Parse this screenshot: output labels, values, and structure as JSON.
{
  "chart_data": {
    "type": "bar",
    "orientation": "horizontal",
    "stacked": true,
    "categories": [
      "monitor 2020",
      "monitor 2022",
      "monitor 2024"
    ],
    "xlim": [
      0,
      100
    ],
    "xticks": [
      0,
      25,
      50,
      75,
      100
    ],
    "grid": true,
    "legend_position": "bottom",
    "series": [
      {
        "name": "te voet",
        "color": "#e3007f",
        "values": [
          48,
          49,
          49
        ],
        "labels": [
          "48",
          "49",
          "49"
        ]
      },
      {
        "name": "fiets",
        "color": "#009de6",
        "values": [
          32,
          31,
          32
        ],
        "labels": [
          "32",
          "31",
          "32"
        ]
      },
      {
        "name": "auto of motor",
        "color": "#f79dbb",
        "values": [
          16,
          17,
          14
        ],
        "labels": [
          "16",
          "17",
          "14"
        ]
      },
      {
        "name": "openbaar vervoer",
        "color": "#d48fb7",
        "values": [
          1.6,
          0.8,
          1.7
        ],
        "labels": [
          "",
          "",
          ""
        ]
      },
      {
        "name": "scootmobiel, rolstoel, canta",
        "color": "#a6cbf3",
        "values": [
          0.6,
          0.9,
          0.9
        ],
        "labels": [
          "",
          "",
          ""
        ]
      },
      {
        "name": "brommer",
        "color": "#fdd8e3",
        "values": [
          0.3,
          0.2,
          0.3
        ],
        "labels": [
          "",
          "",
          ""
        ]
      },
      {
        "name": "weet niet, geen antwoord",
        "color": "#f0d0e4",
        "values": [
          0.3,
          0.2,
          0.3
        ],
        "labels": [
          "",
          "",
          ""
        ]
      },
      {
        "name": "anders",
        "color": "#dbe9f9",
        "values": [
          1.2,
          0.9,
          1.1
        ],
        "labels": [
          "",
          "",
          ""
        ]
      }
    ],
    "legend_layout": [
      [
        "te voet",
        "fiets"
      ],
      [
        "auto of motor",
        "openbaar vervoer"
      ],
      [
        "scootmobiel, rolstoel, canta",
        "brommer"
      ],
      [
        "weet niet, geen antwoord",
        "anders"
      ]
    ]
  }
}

= What you are asked to do =
Search the entries for the word "monitor", then list each line that holds it.

= Exercise solution =
      "monitor 2020",
      "monitor 2022",
      "monitor 2024"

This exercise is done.